• [Task description]:
Search the listing below for the word "技术解决方案及消费者运" and copy each line that holds it.

Records about charts and figures:
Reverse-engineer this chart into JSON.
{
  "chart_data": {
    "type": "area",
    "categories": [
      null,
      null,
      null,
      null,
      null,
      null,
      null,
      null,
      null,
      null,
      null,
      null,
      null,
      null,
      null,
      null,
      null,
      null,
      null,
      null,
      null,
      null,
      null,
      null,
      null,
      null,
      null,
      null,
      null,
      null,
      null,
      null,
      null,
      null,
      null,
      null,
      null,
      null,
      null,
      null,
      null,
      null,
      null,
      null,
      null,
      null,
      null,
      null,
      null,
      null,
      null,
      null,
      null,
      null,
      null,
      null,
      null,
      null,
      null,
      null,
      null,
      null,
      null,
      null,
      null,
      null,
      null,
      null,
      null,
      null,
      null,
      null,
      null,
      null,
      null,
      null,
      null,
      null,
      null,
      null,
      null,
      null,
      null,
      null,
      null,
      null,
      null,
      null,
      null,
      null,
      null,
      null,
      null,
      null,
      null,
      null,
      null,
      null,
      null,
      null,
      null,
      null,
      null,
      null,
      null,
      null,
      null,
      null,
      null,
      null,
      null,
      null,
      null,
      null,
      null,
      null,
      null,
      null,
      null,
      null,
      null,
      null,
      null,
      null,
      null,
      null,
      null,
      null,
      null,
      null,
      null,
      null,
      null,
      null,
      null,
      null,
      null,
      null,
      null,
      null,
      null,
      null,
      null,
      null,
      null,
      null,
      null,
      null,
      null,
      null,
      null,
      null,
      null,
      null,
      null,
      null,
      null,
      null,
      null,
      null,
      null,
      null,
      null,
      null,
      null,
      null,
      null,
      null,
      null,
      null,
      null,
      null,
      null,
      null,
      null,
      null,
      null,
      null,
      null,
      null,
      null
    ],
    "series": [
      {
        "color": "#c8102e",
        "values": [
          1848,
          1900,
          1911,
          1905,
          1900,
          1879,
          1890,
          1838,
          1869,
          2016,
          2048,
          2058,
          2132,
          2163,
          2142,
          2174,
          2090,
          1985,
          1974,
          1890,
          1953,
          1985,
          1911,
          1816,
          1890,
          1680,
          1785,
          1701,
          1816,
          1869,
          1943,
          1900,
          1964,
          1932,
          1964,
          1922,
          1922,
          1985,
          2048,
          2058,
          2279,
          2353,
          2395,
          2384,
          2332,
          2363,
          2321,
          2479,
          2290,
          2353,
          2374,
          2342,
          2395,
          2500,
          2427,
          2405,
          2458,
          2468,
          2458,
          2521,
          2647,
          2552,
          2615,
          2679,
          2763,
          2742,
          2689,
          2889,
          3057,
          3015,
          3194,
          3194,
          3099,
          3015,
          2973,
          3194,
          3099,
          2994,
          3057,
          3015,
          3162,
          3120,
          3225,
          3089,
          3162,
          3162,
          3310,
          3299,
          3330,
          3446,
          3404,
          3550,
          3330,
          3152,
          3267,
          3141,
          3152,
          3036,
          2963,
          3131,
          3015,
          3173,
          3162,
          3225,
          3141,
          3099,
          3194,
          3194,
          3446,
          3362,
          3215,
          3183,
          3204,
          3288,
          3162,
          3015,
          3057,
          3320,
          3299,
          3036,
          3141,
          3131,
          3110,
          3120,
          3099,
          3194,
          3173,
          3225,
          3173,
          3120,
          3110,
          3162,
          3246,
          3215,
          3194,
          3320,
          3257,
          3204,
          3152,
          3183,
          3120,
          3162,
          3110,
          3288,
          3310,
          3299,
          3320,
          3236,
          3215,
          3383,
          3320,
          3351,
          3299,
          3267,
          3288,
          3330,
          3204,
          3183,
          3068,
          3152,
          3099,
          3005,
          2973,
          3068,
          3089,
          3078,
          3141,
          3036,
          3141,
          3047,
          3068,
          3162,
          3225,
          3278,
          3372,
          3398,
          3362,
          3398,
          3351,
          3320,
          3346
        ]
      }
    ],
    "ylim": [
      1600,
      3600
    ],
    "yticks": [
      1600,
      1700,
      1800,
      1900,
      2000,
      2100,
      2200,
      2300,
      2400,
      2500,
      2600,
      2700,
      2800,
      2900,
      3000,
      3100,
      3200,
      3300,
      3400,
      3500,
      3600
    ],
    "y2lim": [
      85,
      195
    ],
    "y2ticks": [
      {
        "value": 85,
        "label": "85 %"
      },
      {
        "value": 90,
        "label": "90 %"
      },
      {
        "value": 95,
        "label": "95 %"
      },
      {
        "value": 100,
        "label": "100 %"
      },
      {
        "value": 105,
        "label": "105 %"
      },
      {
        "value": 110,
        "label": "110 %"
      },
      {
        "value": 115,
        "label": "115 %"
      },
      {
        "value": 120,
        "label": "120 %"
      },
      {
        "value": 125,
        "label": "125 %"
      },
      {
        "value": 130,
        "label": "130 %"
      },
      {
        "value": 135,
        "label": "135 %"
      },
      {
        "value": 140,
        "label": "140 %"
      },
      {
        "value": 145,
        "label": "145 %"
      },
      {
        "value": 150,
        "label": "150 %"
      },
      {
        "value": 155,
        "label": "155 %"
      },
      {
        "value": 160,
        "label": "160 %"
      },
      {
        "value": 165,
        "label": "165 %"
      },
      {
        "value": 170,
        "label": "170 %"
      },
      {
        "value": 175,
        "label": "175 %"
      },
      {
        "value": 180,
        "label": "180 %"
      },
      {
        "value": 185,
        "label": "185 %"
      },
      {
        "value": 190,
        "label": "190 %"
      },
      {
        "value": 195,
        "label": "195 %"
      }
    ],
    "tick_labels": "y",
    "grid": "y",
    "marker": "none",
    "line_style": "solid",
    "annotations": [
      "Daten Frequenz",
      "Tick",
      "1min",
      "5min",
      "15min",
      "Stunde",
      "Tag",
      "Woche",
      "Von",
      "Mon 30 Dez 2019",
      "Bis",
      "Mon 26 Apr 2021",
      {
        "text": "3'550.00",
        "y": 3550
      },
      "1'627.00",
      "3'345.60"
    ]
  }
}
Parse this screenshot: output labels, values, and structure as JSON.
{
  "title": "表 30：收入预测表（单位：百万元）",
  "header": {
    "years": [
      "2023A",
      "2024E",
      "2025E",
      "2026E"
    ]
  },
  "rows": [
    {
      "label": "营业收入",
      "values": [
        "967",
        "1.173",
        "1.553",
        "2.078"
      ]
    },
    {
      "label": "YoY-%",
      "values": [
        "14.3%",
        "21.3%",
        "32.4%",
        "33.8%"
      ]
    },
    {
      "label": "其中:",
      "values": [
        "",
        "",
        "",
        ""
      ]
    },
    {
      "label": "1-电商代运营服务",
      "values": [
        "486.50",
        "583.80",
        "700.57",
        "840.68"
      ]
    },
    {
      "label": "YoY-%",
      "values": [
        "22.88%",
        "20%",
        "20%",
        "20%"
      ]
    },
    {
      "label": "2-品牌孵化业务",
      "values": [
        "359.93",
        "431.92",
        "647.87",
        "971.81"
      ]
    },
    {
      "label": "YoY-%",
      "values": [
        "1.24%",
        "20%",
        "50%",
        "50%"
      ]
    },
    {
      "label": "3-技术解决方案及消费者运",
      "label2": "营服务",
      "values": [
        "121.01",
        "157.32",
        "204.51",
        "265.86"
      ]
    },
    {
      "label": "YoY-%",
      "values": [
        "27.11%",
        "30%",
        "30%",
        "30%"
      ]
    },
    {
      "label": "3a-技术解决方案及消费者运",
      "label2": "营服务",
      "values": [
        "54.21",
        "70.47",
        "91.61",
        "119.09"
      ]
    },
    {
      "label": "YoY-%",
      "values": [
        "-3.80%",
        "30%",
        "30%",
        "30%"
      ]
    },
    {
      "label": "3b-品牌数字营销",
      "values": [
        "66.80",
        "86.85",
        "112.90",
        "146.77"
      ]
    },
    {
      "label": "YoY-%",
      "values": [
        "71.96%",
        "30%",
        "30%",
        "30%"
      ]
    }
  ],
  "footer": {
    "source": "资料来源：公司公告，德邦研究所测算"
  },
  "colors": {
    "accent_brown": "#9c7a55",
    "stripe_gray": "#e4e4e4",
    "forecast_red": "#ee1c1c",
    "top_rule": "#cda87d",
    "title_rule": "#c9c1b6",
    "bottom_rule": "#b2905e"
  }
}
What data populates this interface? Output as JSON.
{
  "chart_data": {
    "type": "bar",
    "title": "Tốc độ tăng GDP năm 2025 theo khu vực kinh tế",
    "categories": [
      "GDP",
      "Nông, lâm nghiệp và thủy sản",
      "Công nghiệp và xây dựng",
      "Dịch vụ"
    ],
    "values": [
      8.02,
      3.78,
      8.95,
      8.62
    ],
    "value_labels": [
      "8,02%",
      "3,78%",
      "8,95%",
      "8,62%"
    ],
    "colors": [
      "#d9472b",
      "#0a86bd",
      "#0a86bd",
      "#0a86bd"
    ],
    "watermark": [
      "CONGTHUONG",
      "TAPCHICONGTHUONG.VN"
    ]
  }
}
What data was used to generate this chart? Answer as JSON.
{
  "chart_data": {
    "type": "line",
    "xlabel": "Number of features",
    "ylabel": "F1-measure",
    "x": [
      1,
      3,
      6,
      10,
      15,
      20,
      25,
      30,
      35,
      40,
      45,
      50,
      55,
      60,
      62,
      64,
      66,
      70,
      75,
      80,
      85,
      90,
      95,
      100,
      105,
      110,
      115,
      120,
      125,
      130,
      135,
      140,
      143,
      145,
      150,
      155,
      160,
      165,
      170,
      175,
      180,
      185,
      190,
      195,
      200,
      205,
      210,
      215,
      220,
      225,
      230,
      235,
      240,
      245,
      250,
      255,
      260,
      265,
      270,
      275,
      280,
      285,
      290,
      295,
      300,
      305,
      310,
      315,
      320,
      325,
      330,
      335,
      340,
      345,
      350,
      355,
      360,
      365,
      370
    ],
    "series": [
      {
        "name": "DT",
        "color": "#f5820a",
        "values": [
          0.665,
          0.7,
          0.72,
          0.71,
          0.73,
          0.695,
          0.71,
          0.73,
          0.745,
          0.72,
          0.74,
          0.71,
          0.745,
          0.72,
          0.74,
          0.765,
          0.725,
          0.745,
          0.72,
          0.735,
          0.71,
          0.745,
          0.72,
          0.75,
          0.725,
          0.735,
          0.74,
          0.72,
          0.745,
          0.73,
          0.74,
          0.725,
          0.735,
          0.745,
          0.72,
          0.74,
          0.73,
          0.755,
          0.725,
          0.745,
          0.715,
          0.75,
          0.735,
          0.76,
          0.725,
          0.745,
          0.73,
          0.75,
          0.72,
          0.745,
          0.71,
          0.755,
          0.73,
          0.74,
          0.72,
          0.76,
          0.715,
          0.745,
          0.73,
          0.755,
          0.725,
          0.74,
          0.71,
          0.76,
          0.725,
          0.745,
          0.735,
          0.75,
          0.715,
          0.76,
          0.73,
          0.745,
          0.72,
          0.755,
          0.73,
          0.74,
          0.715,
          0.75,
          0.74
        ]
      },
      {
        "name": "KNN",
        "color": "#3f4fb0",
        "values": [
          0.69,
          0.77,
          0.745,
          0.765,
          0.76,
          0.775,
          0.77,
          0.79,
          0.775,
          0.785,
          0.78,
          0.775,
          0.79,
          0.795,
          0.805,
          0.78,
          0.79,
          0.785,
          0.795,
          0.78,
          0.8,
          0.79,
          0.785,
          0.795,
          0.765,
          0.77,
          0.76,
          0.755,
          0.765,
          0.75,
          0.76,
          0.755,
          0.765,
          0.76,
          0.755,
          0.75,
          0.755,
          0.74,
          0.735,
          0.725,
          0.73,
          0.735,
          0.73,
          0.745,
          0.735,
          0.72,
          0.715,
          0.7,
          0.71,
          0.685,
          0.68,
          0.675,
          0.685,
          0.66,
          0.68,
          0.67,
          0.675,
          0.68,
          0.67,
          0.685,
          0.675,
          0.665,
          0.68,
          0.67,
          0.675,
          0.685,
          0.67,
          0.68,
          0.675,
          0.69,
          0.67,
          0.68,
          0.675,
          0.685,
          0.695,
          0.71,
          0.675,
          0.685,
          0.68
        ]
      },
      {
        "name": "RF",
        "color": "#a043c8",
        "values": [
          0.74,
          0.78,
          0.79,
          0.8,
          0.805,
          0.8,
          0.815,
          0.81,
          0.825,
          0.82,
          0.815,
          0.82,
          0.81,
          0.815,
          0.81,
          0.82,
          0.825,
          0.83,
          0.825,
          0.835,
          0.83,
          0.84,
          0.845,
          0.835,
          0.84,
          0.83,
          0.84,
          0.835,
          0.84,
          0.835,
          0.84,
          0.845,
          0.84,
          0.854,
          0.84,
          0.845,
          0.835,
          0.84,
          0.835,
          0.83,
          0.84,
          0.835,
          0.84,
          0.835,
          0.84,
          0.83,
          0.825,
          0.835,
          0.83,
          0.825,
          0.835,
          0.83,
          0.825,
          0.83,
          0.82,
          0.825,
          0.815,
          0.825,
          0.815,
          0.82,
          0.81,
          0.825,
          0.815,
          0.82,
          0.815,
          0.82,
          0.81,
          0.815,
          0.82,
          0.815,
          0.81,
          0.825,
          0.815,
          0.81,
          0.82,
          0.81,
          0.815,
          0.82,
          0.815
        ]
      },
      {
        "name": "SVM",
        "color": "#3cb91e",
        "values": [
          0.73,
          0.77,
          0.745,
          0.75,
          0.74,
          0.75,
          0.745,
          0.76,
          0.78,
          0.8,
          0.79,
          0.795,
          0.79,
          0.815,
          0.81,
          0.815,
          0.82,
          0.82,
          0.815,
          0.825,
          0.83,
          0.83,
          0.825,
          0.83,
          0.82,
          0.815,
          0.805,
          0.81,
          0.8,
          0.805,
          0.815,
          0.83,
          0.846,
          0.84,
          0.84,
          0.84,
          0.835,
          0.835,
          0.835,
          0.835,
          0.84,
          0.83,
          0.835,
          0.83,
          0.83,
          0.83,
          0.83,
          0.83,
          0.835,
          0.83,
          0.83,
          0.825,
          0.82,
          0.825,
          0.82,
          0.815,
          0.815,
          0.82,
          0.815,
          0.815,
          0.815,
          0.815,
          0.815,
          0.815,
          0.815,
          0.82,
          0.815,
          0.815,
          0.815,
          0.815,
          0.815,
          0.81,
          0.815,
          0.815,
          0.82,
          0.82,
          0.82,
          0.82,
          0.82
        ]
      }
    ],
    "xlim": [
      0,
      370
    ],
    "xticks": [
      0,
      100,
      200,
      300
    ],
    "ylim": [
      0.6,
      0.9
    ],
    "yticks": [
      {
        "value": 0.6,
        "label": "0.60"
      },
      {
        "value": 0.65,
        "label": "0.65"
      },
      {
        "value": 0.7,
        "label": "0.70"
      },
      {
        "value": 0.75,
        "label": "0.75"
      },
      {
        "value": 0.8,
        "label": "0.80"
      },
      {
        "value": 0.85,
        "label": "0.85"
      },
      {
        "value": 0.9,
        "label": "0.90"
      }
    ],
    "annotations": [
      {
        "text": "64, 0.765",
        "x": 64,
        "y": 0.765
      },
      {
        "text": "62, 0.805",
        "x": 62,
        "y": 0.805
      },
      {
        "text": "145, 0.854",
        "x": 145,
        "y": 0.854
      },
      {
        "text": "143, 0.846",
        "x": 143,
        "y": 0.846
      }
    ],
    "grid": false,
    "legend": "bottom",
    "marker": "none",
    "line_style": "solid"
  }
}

• [Task solution]:
      "label": "3-技术解决方案及消费者运",
      "label": "3a-技术解决方案及消费者运",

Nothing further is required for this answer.